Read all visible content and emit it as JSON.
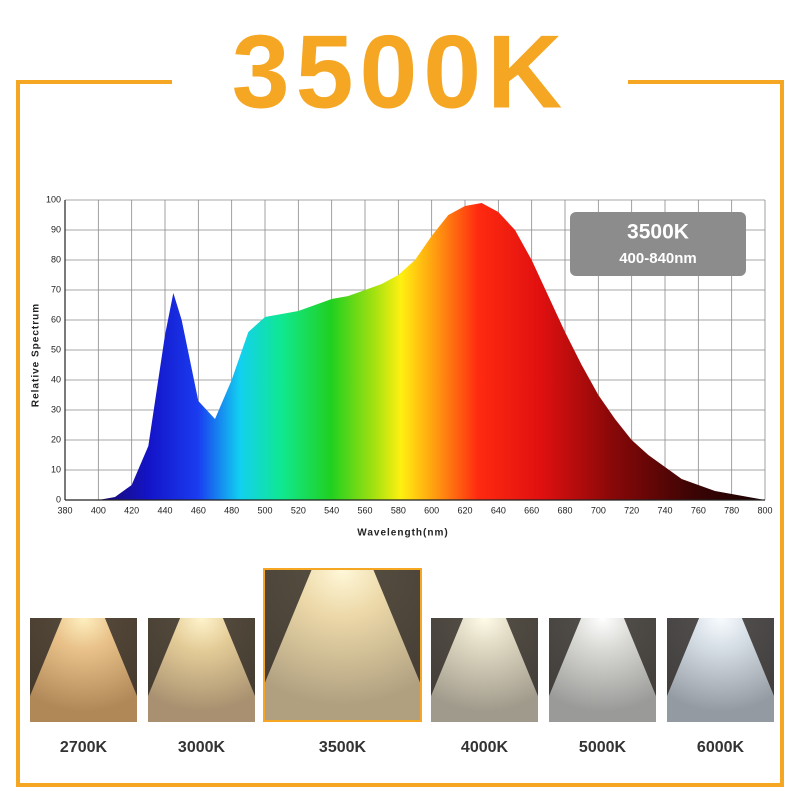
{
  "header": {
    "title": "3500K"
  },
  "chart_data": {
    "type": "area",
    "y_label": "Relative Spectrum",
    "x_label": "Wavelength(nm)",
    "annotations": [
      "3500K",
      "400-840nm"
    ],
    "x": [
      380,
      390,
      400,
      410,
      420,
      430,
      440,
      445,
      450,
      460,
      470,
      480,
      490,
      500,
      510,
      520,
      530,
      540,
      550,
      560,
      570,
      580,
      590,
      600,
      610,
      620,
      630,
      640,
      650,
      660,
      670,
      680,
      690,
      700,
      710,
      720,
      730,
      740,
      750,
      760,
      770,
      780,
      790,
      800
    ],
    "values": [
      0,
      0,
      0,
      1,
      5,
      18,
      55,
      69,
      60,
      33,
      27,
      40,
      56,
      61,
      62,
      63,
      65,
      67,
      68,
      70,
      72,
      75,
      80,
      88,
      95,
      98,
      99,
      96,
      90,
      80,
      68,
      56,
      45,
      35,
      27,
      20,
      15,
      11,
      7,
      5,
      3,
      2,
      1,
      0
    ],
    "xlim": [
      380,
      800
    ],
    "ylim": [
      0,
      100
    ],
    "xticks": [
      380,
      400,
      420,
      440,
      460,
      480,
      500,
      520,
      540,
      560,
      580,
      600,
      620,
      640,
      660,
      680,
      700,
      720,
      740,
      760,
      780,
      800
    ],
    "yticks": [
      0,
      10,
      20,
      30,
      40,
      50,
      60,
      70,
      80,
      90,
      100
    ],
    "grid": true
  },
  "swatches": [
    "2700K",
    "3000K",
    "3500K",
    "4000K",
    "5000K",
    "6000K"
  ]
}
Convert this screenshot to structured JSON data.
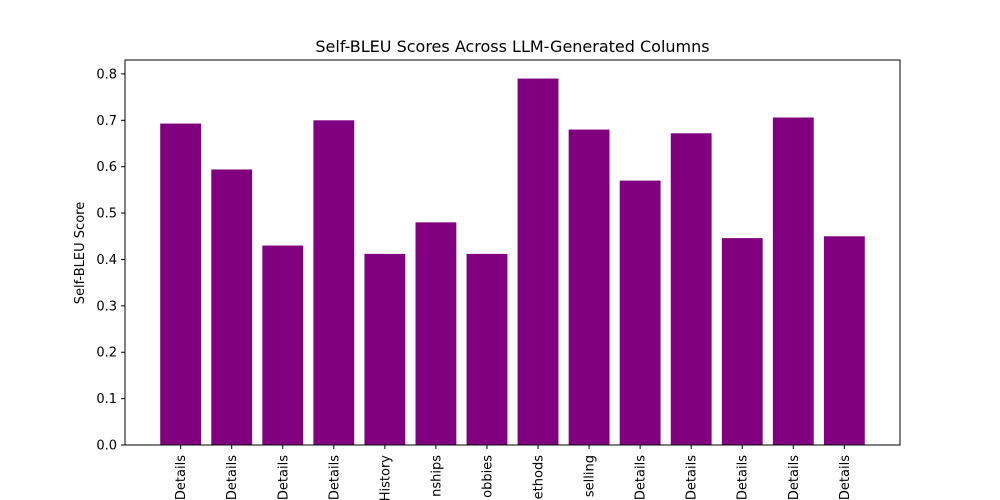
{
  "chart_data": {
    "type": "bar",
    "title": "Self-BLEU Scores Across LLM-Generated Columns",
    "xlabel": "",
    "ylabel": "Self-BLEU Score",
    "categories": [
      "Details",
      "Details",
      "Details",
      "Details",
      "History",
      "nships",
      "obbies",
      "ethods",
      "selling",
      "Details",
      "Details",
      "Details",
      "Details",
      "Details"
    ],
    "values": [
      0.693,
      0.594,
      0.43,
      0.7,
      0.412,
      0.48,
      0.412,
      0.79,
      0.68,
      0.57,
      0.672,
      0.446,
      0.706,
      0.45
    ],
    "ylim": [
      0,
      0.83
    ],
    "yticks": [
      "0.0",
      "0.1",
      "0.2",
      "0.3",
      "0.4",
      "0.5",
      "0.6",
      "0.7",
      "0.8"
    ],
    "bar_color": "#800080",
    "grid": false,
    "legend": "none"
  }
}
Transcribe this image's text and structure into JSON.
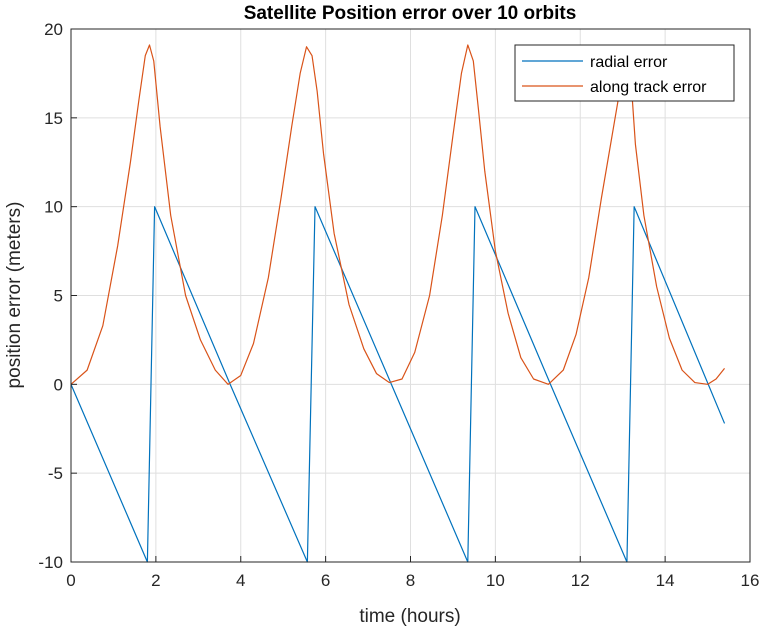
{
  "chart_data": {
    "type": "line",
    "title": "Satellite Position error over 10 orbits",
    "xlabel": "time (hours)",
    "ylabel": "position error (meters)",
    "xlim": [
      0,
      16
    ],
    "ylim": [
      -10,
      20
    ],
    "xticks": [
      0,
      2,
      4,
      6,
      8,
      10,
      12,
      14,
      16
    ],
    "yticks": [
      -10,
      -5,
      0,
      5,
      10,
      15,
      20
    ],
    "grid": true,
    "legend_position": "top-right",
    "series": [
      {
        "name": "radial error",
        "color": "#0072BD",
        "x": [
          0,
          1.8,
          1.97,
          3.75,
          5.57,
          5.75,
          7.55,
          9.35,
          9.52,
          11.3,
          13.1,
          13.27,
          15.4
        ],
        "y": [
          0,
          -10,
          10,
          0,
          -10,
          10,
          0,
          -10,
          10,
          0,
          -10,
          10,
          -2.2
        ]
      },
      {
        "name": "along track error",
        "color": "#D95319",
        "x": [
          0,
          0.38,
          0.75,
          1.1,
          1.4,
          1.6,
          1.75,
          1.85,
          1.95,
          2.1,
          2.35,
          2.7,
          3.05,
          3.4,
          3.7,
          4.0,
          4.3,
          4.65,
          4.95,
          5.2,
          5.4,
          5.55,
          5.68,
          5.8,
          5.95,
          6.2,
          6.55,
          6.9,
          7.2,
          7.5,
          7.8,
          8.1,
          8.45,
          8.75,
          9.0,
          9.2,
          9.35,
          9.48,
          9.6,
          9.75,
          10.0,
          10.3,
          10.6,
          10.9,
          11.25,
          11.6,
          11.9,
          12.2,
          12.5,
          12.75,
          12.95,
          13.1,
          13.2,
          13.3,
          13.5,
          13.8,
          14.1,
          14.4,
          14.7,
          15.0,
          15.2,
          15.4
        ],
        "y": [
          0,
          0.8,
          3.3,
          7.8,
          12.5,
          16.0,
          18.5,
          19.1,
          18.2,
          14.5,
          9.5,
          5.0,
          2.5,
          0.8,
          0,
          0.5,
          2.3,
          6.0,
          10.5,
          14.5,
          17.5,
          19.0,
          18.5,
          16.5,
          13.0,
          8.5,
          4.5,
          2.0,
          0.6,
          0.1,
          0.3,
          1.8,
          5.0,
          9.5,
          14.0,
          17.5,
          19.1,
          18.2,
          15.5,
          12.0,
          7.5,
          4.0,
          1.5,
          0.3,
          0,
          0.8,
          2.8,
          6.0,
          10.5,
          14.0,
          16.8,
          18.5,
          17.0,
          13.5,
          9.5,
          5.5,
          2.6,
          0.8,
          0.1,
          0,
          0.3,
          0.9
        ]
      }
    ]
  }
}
● ● ● ●
**AIM OF THE TASK**
Look through the entries above and count each line holding "error"; report the count alone.

**RESPONSE BELOW**
4